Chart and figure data
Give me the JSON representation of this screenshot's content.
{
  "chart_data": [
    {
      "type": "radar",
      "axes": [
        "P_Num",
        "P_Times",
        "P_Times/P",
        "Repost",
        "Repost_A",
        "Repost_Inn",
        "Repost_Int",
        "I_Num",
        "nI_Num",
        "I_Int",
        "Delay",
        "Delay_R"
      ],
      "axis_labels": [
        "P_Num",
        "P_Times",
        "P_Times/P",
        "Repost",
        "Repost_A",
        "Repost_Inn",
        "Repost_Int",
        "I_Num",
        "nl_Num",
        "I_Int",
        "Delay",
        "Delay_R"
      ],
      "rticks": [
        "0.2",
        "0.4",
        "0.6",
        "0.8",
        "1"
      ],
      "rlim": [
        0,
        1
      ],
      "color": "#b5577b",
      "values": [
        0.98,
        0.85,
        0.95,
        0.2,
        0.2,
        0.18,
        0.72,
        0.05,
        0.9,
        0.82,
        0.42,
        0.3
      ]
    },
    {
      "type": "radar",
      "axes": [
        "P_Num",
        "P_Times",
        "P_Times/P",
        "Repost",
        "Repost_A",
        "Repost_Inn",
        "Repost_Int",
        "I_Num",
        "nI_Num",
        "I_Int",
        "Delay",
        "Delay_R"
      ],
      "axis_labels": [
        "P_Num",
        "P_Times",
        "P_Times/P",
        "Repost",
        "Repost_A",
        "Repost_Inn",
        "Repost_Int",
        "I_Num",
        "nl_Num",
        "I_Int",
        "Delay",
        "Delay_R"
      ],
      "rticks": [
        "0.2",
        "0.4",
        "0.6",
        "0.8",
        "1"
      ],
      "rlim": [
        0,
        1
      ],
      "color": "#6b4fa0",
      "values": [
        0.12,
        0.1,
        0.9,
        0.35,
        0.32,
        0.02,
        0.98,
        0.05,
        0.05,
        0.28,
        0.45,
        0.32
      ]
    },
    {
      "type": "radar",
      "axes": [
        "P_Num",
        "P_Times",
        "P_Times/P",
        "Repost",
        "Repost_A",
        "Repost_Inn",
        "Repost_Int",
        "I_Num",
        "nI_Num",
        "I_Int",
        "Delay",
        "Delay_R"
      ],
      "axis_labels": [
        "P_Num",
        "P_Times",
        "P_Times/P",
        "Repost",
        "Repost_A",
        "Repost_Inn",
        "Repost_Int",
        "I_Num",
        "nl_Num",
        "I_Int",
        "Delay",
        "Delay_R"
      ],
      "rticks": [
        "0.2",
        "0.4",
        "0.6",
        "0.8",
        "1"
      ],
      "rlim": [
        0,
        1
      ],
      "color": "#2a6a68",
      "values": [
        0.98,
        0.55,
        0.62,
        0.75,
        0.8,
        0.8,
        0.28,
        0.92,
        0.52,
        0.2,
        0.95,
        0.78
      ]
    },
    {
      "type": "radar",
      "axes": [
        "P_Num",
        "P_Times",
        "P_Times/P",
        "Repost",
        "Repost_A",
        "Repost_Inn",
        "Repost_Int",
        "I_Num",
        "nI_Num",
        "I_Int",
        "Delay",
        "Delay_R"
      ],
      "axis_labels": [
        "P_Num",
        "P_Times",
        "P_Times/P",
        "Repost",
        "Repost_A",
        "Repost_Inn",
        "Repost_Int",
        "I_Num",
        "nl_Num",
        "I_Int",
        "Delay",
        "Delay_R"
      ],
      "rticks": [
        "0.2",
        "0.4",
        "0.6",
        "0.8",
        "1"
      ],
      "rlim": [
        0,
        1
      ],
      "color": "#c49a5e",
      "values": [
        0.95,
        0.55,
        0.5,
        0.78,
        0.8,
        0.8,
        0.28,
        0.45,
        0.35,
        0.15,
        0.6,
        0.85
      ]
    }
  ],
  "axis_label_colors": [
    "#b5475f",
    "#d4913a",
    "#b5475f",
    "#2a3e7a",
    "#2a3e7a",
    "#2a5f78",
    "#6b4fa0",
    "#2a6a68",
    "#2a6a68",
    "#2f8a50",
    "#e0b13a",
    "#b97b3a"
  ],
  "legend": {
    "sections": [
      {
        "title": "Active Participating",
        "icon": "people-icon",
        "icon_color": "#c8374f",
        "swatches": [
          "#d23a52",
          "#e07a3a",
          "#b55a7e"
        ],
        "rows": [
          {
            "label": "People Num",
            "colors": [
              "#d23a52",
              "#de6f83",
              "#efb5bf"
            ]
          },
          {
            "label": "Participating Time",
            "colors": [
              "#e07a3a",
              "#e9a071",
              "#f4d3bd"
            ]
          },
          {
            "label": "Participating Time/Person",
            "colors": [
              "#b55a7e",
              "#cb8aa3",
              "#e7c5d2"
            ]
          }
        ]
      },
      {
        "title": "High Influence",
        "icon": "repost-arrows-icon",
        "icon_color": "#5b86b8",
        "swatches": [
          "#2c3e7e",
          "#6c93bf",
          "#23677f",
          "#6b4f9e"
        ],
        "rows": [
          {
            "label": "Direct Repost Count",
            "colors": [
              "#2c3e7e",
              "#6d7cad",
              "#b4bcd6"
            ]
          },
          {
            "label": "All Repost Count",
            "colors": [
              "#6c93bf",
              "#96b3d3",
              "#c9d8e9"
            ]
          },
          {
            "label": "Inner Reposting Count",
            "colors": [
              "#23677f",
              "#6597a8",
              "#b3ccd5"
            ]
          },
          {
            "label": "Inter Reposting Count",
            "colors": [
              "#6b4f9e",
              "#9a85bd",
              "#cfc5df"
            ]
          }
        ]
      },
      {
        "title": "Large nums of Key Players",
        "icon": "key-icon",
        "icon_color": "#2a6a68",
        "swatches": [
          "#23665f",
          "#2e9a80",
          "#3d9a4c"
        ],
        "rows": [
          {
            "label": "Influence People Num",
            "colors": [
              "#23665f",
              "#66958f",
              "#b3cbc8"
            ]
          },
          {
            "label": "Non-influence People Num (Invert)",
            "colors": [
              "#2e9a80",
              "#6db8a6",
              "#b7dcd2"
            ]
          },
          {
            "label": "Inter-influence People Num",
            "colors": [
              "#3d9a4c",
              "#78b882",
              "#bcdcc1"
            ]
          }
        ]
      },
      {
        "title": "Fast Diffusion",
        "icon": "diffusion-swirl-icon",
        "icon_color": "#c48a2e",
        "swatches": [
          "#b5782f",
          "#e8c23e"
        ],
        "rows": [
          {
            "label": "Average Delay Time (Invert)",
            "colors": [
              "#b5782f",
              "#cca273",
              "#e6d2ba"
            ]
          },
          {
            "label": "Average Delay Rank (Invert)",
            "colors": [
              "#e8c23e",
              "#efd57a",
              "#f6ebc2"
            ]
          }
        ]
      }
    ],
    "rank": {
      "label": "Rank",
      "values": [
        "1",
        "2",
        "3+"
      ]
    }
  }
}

THE PROBLEM | All of the entries must be written out exactly as they stand.

THE RESPONSE |
Give me the JSON representation of this screenshot's content.
{
  "chart_data": [
    {
      "type": "radar",
      "axes": [
        "P_Num",
        "P_Times",
        "P_Times/P",
        "Repost",
        "Repost_A",
        "Repost_Inn",
        "Repost_Int",
        "I_Num",
        "nI_Num",
        "I_Int",
        "Delay",
        "Delay_R"
      ],
      "axis_labels": [
        "P_Num",
        "P_Times",
        "P_Times/P",
        "Repost",
        "Repost_A",
        "Repost_Inn",
        "Repost_Int",
        "I_Num",
        "nl_Num",
        "I_Int",
        "Delay",
        "Delay_R"
      ],
      "rticks": [
        "0.2",
        "0.4",
        "0.6",
        "0.8",
        "1"
      ],
      "rlim": [
        0,
        1
      ],
      "color": "#b5577b",
      "values": [
        0.98,
        0.85,
        0.95,
        0.2,
        0.2,
        0.18,
        0.72,
        0.05,
        0.9,
        0.82,
        0.42,
        0.3
      ]
    },
    {
      "type": "radar",
      "axes": [
        "P_Num",
        "P_Times",
        "P_Times/P",
        "Repost",
        "Repost_A",
        "Repost_Inn",
        "Repost_Int",
        "I_Num",
        "nI_Num",
        "I_Int",
        "Delay",
        "Delay_R"
      ],
      "axis_labels": [
        "P_Num",
        "P_Times",
        "P_Times/P",
        "Repost",
        "Repost_A",
        "Repost_Inn",
        "Repost_Int",
        "I_Num",
        "nl_Num",
        "I_Int",
        "Delay",
        "Delay_R"
      ],
      "rticks": [
        "0.2",
        "0.4",
        "0.6",
        "0.8",
        "1"
      ],
      "rlim": [
        0,
        1
      ],
      "color": "#6b4fa0",
      "values": [
        0.12,
        0.1,
        0.9,
        0.35,
        0.32,
        0.02,
        0.98,
        0.05,
        0.05,
        0.28,
        0.45,
        0.32
      ]
    },
    {
      "type": "radar",
      "axes": [
        "P_Num",
        "P_Times",
        "P_Times/P",
        "Repost",
        "Repost_A",
        "Repost_Inn",
        "Repost_Int",
        "I_Num",
        "nI_Num",
        "I_Int",
        "Delay",
        "Delay_R"
      ],
      "axis_labels": [
        "P_Num",
        "P_Times",
        "P_Times/P",
        "Repost",
        "Repost_A",
        "Repost_Inn",
        "Repost_Int",
        "I_Num",
        "nl_Num",
        "I_Int",
        "Delay",
        "Delay_R"
      ],
      "rticks": [
        "0.2",
        "0.4",
        "0.6",
        "0.8",
        "1"
      ],
      "rlim": [
        0,
        1
      ],
      "color": "#2a6a68",
      "values": [
        0.98,
        0.55,
        0.62,
        0.75,
        0.8,
        0.8,
        0.28,
        0.92,
        0.52,
        0.2,
        0.95,
        0.78
      ]
    },
    {
      "type": "radar",
      "axes": [
        "P_Num",
        "P_Times",
        "P_Times/P",
        "Repost",
        "Repost_A",
        "Repost_Inn",
        "Repost_Int",
        "I_Num",
        "nI_Num",
        "I_Int",
        "Delay",
        "Delay_R"
      ],
      "axis_labels": [
        "P_Num",
        "P_Times",
        "P_Times/P",
        "Repost",
        "Repost_A",
        "Repost_Inn",
        "Repost_Int",
        "I_Num",
        "nl_Num",
        "I_Int",
        "Delay",
        "Delay_R"
      ],
      "rticks": [
        "0.2",
        "0.4",
        "0.6",
        "0.8",
        "1"
      ],
      "rlim": [
        0,
        1
      ],
      "color": "#c49a5e",
      "values": [
        0.95,
        0.55,
        0.5,
        0.78,
        0.8,
        0.8,
        0.28,
        0.45,
        0.35,
        0.15,
        0.6,
        0.85
      ]
    }
  ],
  "axis_label_colors": [
    "#b5475f",
    "#d4913a",
    "#b5475f",
    "#2a3e7a",
    "#2a3e7a",
    "#2a5f78",
    "#6b4fa0",
    "#2a6a68",
    "#2a6a68",
    "#2f8a50",
    "#e0b13a",
    "#b97b3a"
  ],
  "legend": {
    "sections": [
      {
        "title": "Active Participating",
        "icon": "people-icon",
        "icon_color": "#c8374f",
        "swatches": [
          "#d23a52",
          "#e07a3a",
          "#b55a7e"
        ],
        "rows": [
          {
            "label": "People Num",
            "colors": [
              "#d23a52",
              "#de6f83",
              "#efb5bf"
            ]
          },
          {
            "label": "Participating Time",
            "colors": [
              "#e07a3a",
              "#e9a071",
              "#f4d3bd"
            ]
          },
          {
            "label": "Participating Time/Person",
            "colors": [
              "#b55a7e",
              "#cb8aa3",
              "#e7c5d2"
            ]
          }
        ]
      },
      {
        "title": "High Influence",
        "icon": "repost-arrows-icon",
        "icon_color": "#5b86b8",
        "swatches": [
          "#2c3e7e",
          "#6c93bf",
          "#23677f",
          "#6b4f9e"
        ],
        "rows": [
          {
            "label": "Direct Repost Count",
            "colors": [
              "#2c3e7e",
              "#6d7cad",
              "#b4bcd6"
            ]
          },
          {
            "label": "All Repost Count",
            "colors": [
              "#6c93bf",
              "#96b3d3",
              "#c9d8e9"
            ]
          },
          {
            "label": "Inner Reposting Count",
            "colors": [
              "#23677f",
              "#6597a8",
              "#b3ccd5"
            ]
          },
          {
            "label": "Inter Reposting Count",
            "colors": [
              "#6b4f9e",
              "#9a85bd",
              "#cfc5df"
            ]
          }
        ]
      },
      {
        "title": "Large nums of Key Players",
        "icon": "key-icon",
        "icon_color": "#2a6a68",
        "swatches": [
          "#23665f",
          "#2e9a80",
          "#3d9a4c"
        ],
        "rows": [
          {
            "label": "Influence People Num",
            "colors": [
              "#23665f",
              "#66958f",
              "#b3cbc8"
            ]
          },
          {
            "label": "Non-influence People Num (Invert)",
            "colors": [
              "#2e9a80",
              "#6db8a6",
              "#b7dcd2"
            ]
          },
          {
            "label": "Inter-influence People Num",
            "colors": [
              "#3d9a4c",
              "#78b882",
              "#bcdcc1"
            ]
          }
        ]
      },
      {
        "title": "Fast Diffusion",
        "icon": "diffusion-swirl-icon",
        "icon_color": "#c48a2e",
        "swatches": [
          "#b5782f",
          "#e8c23e"
        ],
        "rows": [
          {
            "label": "Average Delay Time (Invert)",
            "colors": [
              "#b5782f",
              "#cca273",
              "#e6d2ba"
            ]
          },
          {
            "label": "Average Delay Rank (Invert)",
            "colors": [
              "#e8c23e",
              "#efd57a",
              "#f6ebc2"
            ]
          }
        ]
      }
    ],
    "rank": {
      "label": "Rank",
      "values": [
        "1",
        "2",
        "3+"
      ]
    }
  }
}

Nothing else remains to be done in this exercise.